:: GIVEN REQUEST ::
In the data below, find every line that has the string "road", and copy it.

:: INPUT ::
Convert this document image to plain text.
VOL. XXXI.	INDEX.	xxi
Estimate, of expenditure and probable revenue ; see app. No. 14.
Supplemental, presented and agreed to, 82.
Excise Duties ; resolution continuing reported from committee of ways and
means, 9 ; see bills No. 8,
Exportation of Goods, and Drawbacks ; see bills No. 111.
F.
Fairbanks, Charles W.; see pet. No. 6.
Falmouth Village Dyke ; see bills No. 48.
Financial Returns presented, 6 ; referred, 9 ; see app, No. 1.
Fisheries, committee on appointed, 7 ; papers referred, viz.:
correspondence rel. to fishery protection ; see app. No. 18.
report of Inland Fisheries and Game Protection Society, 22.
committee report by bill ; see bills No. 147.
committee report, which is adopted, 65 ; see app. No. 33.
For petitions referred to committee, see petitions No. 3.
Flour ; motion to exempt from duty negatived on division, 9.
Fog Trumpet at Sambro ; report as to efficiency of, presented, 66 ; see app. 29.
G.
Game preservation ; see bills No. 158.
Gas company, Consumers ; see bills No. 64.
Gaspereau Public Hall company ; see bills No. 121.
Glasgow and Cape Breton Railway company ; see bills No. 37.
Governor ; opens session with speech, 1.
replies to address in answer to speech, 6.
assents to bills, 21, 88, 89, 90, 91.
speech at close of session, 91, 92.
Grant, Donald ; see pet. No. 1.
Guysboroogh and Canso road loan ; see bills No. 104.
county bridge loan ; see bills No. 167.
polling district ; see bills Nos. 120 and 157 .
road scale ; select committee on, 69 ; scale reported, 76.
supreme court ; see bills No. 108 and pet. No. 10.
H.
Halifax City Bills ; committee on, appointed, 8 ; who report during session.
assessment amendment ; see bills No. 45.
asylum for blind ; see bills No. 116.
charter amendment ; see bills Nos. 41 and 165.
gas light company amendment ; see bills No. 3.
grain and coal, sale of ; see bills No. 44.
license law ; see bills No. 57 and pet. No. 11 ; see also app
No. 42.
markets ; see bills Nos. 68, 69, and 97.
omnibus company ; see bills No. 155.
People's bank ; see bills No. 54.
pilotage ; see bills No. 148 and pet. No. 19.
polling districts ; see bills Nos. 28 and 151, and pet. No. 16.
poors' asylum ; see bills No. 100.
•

:: RESPONSE BELOW ::
Guysboroogh and Canso road loan ; see bills No. 104.
road scale ; select committee on, 69 ; scale reported, 76.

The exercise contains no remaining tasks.